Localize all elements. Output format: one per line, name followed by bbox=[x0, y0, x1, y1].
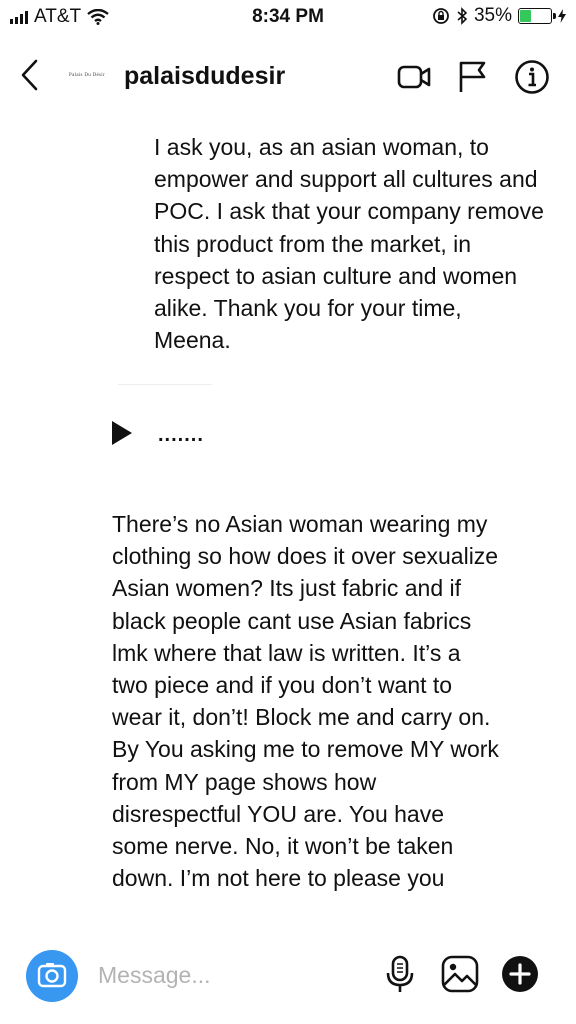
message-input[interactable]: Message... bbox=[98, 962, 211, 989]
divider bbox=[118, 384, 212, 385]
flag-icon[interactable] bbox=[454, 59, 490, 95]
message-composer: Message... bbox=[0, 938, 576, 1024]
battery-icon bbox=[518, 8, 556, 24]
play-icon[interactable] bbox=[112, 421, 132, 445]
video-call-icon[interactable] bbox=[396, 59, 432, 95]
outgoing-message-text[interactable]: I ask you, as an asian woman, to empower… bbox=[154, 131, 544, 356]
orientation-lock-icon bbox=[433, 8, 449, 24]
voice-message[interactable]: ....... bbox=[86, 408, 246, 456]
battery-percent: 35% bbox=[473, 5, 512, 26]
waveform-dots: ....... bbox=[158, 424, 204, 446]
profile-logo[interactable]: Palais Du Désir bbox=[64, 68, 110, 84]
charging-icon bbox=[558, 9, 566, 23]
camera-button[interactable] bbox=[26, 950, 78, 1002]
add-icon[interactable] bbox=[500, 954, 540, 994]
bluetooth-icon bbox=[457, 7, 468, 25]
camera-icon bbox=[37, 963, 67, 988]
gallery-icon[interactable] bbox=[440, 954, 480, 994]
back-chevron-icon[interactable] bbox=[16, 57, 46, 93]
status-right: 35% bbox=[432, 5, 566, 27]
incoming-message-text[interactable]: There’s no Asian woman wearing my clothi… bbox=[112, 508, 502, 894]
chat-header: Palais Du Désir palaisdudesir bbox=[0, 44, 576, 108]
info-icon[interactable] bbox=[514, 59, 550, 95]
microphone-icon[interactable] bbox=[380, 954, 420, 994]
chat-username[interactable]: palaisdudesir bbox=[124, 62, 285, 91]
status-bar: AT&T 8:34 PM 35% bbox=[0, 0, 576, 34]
____
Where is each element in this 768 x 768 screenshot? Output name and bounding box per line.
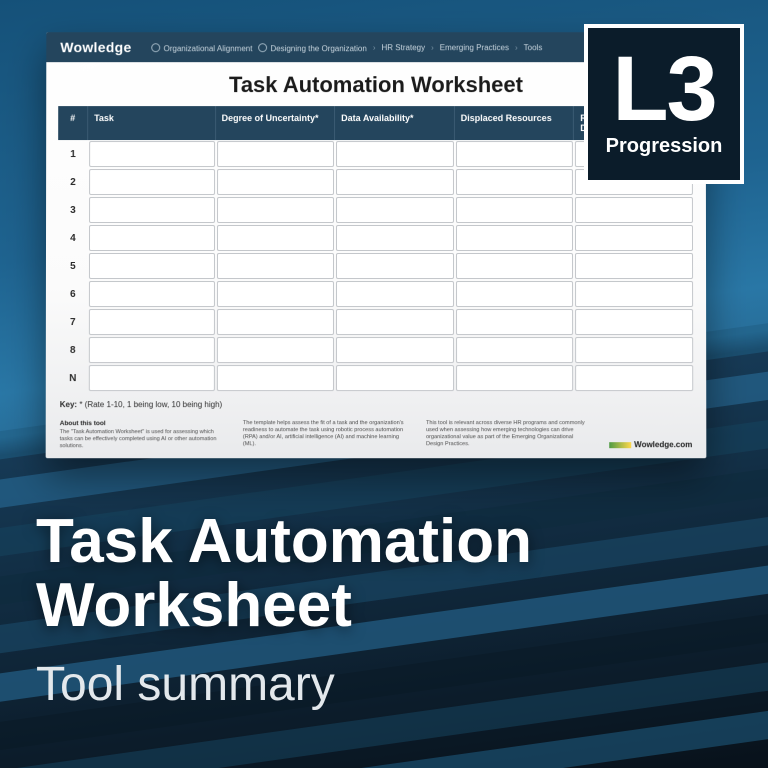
____
COMPITO ASSEGNATO
Estrai senza alcuna modifica le righe delle voci, partendo da quella che contiene "Localize all elements." e arrivando a quella che contiene "video-call-icon[interactable] bbox=[396, 59, 432, 95]", entrambe incluse. Escludi le immagini dalla risposta.

RISULTATO ESERCIZIO
Localize all elements. Output format: one per line, name followed by bbox=[x0, y0, x1, y1].
message-input[interactable]: Message... bbox=[98, 962, 211, 989]
divider bbox=[118, 384, 212, 385]
flag-icon[interactable] bbox=[454, 59, 490, 95]
message-composer: Message... bbox=[0, 938, 576, 1024]
battery-icon bbox=[518, 8, 556, 24]
play-icon[interactable] bbox=[112, 421, 132, 445]
video-call-icon[interactable] bbox=[396, 59, 432, 95]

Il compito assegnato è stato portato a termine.